• PROBLEM TO WORK ON: Lines holding the string "simulation" are the ones to copy; find them all in the data.
>> start ENTRIES SUPPLIED
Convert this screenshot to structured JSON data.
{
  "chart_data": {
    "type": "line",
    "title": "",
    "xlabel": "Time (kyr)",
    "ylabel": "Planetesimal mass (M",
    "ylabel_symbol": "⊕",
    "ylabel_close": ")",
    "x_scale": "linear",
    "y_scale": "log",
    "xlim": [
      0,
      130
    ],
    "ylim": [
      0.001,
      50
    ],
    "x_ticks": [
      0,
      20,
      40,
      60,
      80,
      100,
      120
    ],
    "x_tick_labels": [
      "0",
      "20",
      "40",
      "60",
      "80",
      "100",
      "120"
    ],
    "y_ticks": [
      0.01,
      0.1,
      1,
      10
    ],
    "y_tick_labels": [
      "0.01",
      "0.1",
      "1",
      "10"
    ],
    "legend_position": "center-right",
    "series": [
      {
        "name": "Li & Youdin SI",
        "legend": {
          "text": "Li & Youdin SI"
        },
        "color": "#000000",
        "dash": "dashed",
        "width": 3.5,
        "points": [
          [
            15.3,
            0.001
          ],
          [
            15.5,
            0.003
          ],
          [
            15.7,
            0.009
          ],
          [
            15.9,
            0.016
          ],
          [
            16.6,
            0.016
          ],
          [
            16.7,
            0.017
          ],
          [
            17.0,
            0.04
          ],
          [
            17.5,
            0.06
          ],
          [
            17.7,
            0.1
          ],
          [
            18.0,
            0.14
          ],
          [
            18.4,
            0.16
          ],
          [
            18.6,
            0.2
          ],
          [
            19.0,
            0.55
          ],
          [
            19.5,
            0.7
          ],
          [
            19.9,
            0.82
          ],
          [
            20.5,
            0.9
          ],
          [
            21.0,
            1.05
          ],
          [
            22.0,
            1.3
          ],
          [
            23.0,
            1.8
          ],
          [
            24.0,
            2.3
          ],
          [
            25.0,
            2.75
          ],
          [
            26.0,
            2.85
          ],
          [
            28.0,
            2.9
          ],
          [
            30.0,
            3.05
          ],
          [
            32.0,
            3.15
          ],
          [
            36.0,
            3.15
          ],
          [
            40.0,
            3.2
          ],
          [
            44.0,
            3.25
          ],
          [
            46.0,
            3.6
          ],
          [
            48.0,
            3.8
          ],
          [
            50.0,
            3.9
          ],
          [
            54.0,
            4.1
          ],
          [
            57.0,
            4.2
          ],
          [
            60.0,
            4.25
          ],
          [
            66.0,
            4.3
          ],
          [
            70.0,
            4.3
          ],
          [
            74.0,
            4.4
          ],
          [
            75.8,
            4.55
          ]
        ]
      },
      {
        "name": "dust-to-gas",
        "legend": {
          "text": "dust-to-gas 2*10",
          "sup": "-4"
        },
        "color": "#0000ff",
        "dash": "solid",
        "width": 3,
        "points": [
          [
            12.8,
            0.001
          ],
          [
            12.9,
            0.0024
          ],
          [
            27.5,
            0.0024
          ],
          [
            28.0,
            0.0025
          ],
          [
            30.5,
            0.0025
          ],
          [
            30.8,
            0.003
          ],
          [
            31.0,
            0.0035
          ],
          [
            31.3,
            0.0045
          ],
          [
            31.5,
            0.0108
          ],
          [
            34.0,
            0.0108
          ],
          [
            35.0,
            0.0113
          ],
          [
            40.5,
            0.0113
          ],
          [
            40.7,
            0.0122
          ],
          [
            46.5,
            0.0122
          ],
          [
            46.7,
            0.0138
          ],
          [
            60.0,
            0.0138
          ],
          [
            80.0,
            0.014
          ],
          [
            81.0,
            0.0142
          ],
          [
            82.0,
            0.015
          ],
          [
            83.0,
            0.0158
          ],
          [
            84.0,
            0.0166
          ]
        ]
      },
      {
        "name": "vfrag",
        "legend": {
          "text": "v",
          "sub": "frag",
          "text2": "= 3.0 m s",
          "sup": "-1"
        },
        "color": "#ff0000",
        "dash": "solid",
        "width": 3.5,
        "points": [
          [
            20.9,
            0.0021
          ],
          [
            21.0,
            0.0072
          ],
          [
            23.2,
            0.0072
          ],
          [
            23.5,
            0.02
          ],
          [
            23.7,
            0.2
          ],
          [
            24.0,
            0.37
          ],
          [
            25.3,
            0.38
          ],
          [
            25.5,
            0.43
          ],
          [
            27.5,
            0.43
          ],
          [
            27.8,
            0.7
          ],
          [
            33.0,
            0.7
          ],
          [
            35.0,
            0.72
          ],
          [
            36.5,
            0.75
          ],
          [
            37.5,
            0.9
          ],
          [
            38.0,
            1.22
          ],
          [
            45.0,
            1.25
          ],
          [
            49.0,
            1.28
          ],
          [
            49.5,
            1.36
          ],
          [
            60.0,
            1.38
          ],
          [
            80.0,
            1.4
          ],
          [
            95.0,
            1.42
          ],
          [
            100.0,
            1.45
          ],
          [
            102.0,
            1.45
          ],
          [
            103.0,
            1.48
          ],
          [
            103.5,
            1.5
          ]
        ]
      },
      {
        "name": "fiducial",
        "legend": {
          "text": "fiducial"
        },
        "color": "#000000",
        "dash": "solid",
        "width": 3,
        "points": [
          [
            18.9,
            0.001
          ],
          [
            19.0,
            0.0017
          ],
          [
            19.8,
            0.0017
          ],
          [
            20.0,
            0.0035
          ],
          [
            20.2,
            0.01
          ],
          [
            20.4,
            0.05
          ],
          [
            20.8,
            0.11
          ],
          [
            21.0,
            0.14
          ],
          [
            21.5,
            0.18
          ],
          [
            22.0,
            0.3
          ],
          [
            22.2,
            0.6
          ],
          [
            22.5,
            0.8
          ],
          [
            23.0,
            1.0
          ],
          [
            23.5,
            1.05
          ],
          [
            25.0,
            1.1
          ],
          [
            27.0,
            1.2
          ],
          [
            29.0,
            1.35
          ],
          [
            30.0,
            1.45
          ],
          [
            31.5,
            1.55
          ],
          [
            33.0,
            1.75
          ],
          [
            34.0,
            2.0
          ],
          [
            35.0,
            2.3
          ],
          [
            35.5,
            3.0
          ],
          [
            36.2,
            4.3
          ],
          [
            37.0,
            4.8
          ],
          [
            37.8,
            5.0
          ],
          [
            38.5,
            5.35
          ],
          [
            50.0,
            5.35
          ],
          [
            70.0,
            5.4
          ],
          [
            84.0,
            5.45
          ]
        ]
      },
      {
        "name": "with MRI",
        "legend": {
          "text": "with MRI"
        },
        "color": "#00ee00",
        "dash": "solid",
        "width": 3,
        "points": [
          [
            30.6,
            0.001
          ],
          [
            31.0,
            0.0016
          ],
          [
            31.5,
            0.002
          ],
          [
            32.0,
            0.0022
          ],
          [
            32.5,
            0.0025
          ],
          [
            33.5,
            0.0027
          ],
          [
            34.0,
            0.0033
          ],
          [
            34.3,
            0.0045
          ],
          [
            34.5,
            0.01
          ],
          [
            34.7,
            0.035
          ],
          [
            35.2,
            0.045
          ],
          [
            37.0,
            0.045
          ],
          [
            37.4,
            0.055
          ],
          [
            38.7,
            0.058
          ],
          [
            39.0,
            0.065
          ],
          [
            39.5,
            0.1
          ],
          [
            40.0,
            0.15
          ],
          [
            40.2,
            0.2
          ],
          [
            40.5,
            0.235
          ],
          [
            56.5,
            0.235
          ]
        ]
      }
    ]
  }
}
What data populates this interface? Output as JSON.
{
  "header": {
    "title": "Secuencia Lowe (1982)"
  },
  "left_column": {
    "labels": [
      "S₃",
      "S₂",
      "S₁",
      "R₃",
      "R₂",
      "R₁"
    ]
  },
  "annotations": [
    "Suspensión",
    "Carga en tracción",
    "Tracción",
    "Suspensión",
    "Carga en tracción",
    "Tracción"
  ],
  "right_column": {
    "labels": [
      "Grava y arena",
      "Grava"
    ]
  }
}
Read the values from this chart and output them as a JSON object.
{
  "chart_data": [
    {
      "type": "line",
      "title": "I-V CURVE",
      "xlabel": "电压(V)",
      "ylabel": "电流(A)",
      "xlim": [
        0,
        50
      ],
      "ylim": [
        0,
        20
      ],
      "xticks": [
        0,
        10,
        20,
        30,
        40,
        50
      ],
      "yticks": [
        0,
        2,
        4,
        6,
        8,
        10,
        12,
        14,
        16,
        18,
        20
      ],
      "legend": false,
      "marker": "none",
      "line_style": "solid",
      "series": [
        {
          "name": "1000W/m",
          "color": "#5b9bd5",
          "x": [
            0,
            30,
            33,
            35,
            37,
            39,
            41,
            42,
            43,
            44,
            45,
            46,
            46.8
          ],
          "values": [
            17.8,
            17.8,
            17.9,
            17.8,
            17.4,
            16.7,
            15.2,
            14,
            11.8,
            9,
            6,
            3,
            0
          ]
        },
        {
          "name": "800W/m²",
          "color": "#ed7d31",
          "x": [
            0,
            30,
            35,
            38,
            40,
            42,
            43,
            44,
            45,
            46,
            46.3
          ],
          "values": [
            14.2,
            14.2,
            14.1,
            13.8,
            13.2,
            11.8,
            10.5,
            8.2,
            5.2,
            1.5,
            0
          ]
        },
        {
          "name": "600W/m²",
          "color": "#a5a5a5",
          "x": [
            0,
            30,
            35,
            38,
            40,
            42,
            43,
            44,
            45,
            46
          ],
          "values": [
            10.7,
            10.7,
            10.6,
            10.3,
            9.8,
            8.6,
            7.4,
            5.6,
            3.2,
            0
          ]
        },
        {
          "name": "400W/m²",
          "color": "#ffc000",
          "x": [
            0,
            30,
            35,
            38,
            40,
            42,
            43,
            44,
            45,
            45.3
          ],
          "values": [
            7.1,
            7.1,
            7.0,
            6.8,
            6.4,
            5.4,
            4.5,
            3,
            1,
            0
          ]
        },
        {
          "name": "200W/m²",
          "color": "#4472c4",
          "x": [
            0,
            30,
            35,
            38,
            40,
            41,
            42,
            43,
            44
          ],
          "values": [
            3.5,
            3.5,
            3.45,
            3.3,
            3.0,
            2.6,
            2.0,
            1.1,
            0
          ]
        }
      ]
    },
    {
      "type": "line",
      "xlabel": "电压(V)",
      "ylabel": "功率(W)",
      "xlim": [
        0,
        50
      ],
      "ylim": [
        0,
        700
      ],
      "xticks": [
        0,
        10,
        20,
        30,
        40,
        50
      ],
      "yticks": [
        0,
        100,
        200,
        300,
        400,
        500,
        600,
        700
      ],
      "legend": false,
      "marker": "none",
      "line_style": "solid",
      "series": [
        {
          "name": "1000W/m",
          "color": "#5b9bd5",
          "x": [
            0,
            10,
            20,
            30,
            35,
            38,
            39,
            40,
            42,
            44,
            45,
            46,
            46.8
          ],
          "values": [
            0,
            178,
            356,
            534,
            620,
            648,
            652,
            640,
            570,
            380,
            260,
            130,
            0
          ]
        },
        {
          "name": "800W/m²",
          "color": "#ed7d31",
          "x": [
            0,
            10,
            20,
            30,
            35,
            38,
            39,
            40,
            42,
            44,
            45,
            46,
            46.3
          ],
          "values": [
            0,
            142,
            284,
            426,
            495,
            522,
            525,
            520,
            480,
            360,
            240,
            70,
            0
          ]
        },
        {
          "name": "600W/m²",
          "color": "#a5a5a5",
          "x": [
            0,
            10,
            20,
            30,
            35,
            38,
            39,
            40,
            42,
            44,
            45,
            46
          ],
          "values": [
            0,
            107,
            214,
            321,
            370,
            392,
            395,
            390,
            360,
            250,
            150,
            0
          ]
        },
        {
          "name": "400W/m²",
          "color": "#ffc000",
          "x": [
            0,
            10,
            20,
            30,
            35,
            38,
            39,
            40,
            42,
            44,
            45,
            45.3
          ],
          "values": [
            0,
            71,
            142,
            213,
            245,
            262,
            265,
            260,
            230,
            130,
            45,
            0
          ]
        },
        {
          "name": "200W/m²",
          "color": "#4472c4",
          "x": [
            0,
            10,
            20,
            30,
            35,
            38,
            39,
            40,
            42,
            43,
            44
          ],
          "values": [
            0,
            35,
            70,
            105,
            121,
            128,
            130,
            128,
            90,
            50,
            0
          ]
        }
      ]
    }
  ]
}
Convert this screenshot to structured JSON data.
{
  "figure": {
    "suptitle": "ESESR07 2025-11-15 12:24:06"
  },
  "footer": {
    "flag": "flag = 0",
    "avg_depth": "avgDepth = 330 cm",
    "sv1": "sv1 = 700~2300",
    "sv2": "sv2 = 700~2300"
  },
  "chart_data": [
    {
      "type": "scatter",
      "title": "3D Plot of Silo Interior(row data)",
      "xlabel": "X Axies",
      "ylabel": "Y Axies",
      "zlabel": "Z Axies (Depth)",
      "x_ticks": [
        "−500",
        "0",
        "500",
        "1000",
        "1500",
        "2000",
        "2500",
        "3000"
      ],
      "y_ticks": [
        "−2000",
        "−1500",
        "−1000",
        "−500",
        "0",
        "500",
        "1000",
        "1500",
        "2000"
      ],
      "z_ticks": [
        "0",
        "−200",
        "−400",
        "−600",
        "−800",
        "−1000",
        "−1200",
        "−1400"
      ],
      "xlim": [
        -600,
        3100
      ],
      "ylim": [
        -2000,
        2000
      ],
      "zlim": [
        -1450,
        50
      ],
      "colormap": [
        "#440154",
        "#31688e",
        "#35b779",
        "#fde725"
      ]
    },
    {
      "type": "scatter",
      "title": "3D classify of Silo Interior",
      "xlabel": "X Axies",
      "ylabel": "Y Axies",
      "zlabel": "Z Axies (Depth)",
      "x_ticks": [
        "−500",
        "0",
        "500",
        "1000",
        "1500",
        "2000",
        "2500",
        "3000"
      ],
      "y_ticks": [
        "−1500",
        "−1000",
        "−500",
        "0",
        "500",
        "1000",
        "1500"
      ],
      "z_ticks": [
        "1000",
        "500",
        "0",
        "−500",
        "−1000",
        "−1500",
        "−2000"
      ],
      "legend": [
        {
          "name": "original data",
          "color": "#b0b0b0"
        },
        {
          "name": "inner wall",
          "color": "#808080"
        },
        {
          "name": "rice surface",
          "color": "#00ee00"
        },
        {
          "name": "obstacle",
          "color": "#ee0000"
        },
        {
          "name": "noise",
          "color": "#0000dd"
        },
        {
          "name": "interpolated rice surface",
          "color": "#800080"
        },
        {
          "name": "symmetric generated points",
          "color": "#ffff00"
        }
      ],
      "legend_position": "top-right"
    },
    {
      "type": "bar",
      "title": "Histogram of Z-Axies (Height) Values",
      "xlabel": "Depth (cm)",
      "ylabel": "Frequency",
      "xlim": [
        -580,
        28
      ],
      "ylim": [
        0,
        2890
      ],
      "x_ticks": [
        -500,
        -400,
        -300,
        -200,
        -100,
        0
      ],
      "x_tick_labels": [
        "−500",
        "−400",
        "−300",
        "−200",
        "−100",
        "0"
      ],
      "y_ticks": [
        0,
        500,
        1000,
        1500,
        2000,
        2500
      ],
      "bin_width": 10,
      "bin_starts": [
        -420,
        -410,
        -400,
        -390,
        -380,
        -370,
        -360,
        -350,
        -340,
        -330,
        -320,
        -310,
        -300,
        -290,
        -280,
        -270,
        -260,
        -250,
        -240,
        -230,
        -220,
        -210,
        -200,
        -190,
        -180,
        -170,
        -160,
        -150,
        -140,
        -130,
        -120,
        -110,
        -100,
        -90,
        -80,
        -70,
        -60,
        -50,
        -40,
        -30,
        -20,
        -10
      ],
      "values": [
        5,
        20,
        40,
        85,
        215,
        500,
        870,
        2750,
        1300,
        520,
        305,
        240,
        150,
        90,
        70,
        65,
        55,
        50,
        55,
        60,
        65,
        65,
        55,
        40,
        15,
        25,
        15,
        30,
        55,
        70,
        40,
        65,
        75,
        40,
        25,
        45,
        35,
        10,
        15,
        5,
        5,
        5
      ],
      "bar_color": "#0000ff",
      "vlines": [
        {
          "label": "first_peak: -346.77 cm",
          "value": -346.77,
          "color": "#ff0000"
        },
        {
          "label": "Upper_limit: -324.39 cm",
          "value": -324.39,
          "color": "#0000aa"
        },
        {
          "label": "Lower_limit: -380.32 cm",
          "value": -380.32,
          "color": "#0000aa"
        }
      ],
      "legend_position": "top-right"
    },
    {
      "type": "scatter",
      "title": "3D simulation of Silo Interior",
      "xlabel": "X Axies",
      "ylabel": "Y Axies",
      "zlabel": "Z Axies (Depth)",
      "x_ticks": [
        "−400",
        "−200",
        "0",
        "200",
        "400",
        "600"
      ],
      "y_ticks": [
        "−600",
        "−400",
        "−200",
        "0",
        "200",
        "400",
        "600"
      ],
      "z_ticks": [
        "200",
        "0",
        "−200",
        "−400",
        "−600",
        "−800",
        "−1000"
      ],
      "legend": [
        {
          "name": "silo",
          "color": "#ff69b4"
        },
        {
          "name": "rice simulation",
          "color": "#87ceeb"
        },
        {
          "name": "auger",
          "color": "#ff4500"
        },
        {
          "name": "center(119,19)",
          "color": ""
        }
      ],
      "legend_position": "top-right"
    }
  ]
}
>> end ENTRIES SUPPLIED
• RESULT:
      "title": "3D simulation of Silo Interior",
          "name": "rice simulation",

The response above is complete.